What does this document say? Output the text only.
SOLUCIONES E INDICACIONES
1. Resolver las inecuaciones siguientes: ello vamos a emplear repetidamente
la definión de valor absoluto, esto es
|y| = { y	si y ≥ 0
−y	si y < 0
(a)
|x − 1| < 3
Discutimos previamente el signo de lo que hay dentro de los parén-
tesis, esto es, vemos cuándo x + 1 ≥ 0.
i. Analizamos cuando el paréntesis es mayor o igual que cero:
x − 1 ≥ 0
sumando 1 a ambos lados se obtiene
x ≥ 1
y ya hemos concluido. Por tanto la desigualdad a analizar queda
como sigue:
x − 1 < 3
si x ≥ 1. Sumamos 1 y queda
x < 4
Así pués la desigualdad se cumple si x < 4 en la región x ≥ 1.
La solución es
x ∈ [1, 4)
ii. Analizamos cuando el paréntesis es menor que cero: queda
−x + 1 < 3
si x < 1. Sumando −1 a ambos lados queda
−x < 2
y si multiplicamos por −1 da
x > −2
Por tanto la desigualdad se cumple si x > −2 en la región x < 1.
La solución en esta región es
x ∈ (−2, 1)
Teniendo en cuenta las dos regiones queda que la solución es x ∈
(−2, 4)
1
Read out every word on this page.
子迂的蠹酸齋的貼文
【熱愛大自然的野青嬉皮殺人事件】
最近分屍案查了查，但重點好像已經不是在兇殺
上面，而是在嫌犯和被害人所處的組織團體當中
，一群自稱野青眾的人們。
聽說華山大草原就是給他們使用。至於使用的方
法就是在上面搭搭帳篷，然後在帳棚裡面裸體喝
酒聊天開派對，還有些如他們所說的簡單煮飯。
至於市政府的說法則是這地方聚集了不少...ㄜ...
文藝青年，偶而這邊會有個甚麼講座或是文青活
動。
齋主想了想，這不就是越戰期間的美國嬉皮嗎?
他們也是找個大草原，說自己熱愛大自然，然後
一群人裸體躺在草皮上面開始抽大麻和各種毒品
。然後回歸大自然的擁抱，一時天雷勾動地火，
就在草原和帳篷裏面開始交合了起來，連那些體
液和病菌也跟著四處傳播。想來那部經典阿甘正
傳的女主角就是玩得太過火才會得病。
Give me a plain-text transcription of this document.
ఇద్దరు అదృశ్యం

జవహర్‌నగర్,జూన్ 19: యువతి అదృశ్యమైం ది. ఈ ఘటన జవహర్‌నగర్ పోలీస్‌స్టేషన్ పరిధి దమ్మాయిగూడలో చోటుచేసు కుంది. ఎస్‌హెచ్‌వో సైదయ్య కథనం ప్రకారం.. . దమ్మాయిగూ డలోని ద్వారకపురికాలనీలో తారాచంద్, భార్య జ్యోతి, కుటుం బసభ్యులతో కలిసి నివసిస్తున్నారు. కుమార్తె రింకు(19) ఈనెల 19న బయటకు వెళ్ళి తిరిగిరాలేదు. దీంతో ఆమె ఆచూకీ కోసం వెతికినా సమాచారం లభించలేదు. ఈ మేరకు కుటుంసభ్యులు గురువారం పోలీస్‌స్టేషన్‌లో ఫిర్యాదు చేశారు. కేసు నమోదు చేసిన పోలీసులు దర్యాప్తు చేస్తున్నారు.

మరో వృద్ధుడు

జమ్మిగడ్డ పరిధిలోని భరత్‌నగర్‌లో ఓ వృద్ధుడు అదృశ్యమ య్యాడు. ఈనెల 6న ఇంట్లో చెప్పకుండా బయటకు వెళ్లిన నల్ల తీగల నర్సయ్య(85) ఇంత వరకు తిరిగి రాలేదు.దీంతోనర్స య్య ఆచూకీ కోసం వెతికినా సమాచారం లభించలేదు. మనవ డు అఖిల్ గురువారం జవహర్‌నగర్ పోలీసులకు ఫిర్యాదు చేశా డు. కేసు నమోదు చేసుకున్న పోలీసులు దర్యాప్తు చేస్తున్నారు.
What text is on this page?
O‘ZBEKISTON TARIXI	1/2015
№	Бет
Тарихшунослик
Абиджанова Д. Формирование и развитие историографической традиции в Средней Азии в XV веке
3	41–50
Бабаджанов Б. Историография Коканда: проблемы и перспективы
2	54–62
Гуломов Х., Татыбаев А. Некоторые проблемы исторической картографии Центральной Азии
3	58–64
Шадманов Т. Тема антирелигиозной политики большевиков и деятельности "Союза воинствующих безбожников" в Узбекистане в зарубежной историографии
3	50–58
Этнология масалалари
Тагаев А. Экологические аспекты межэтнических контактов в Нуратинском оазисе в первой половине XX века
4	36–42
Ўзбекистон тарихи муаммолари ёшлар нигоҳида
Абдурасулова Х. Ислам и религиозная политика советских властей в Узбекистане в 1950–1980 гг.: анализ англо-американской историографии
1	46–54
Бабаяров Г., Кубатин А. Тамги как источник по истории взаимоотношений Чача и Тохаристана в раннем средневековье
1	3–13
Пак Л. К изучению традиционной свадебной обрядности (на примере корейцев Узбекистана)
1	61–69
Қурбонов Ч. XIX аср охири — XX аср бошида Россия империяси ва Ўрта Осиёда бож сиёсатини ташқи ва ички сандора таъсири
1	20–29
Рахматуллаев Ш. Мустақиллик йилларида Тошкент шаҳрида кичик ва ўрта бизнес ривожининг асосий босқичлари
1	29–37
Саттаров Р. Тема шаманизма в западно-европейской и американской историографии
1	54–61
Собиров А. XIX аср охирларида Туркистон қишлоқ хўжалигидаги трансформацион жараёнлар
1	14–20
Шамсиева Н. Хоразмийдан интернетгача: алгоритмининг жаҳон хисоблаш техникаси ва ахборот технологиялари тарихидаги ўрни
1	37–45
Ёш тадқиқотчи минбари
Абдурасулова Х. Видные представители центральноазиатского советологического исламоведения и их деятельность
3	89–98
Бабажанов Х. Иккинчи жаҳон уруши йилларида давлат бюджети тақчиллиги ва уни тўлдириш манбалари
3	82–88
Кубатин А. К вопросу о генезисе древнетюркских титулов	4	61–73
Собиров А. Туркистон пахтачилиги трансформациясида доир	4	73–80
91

### Exercise task
Provide an exact reproduction of all the entries shown above.

### Complete output
What does this document say? Output the text only.
SOLUCIONES E INDICACIONES
1. Resolver las inecuaciones siguientes: ello vamos a emplear repetidamente
la definión de valor absoluto, esto es
|y| = { y	si y ≥ 0
−y	si y < 0
(a)
|x − 1| < 3
Discutimos previamente el signo de lo que hay dentro de los parén-
tesis, esto es, vemos cuándo x + 1 ≥ 0.
i. Analizamos cuando el paréntesis es mayor o igual que cero:
x − 1 ≥ 0
sumando 1 a ambos lados se obtiene
x ≥ 1
y ya hemos concluido. Por tanto la desigualdad a analizar queda
como sigue:
x − 1 < 3
si x ≥ 1. Sumamos 1 y queda
x < 4
Así pués la desigualdad se cumple si x < 4 en la región x ≥ 1.
La solución es
x ∈ [1, 4)
ii. Analizamos cuando el paréntesis es menor que cero: queda
−x + 1 < 3
si x < 1. Sumando −1 a ambos lados queda
−x < 2
y si multiplicamos por −1 da
x > −2
Por tanto la desigualdad se cumple si x > −2 en la región x < 1.
La solución en esta región es
x ∈ (−2, 1)
Teniendo en cuenta las dos regiones queda que la solución es x ∈
(−2, 4)
1
Read out every word on this page.
子迂的蠹酸齋的貼文
【熱愛大自然的野青嬉皮殺人事件】
最近分屍案查了查，但重點好像已經不是在兇殺
上面，而是在嫌犯和被害人所處的組織團體當中
，一群自稱野青眾的人們。
聽說華山大草原就是給他們使用。至於使用的方
法就是在上面搭搭帳篷，然後在帳棚裡面裸體喝
酒聊天開派對，還有些如他們所說的簡單煮飯。
至於市政府的說法則是這地方聚集了不少...ㄜ...
文藝青年，偶而這邊會有個甚麼講座或是文青活
動。
齋主想了想，這不就是越戰期間的美國嬉皮嗎?
他們也是找個大草原，說自己熱愛大自然，然後
一群人裸體躺在草皮上面開始抽大麻和各種毒品
。然後回歸大自然的擁抱，一時天雷勾動地火，
就在草原和帳篷裏面開始交合了起來，連那些體
液和病菌也跟著四處傳播。想來那部經典阿甘正
傳的女主角就是玩得太過火才會得病。
Give me a plain-text transcription of this document.
ఇద్దరు అదృశ్యం

జవహర్‌నగర్,జూన్ 19: యువతి అదృశ్యమైం ది. ఈ ఘటన జవహర్‌నగర్ పోలీస్‌స్టేషన్ పరిధి దమ్మాయిగూడలో చోటుచేసు కుంది. ఎస్‌హెచ్‌వో సైదయ్య కథనం ప్రకారం.. . దమ్మాయిగూ డలోని ద్వారకపురికాలనీలో తారాచంద్, భార్య జ్యోతి, కుటుం బసభ్యులతో కలిసి నివసిస్తున్నారు. కుమార్తె రింకు(19) ఈనెల 19న బయటకు వెళ్ళి తిరిగిరాలేదు. దీంతో ఆమె ఆచూకీ కోసం వెతికినా సమాచారం లభించలేదు. ఈ మేరకు కుటుంసభ్యులు గురువారం పోలీస్‌స్టేషన్‌లో ఫిర్యాదు చేశారు. కేసు నమోదు చేసిన పోలీసులు దర్యాప్తు చేస్తున్నారు.

మరో వృద్ధుడు

జమ్మిగడ్డ పరిధిలోని భరత్‌నగర్‌లో ఓ వృద్ధుడు అదృశ్యమ య్యాడు. ఈనెల 6న ఇంట్లో చెప్పకుండా బయటకు వెళ్లిన నల్ల తీగల నర్సయ్య(85) ఇంత వరకు తిరిగి రాలేదు.దీంతోనర్స య్య ఆచూకీ కోసం వెతికినా సమాచారం లభించలేదు. మనవ డు అఖిల్ గురువారం జవహర్‌నగర్ పోలీసులకు ఫిర్యాదు చేశా డు. కేసు నమోదు చేసుకున్న పోలీసులు దర్యాప్తు చేస్తున్నారు.
What text is on this page?
O‘ZBEKISTON TARIXI	1/2015
№	Бет
Тарихшунослик
Абиджанова Д. Формирование и развитие историографической традиции в Средней Азии в XV веке
3	41–50
Бабаджанов Б. Историография Коканда: проблемы и перспективы
2	54–62
Гуломов Х., Татыбаев А. Некоторые проблемы исторической картографии Центральной Азии
3	58–64
Шадманов Т. Тема антирелигиозной политики большевиков и деятельности "Союза воинствующих безбожников" в Узбекистане в зарубежной историографии
3	50–58
Этнология масалалари
Тагаев А. Экологические аспекты межэтнических контактов в Нуратинском оазисе в первой половине XX века
4	36–42
Ўзбекистон тарихи муаммолари ёшлар нигоҳида
Абдурасулова Х. Ислам и религиозная политика советских властей в Узбекистане в 1950–1980 гг.: анализ англо-американской историографии
1	46–54
Бабаяров Г., Кубатин А. Тамги как источник по истории взаимоотношений Чача и Тохаристана в раннем средневековье
1	3–13
Пак Л. К изучению традиционной свадебной обрядности (на примере корейцев Узбекистана)
1	61–69
Қурбонов Ч. XIX аср охири — XX аср бошида Россия империяси ва Ўрта Осиёда бож сиёсатини ташқи ва ички сандора таъсири
1	20–29
Рахматуллаев Ш. Мустақиллик йилларида Тошкент шаҳрида кичик ва ўрта бизнес ривожининг асосий босқичлари
1	29–37
Саттаров Р. Тема шаманизма в западно-европейской и американской историографии
1	54–61
Собиров А. XIX аср охирларида Туркистон қишлоқ хўжалигидаги трансформацион жараёнлар
1	14–20
Шамсиева Н. Хоразмийдан интернетгача: алгоритмининг жаҳон хисоблаш техникаси ва ахборот технологиялари тарихидаги ўрни
1	37–45
Ёш тадқиқотчи минбари
Абдурасулова Х. Видные представители центральноазиатского советологического исламоведения и их деятельность
3	89–98
Бабажанов Х. Иккинчи жаҳон уруши йилларида давлат бюджети тақчиллиги ва уни тўлдириш манбалари
3	82–88
Кубатин А. К вопросу о генезисе древнетюркских титулов	4	61–73
Собиров А. Туркистон пахтачилиги трансформациясида доир	4	73–80
91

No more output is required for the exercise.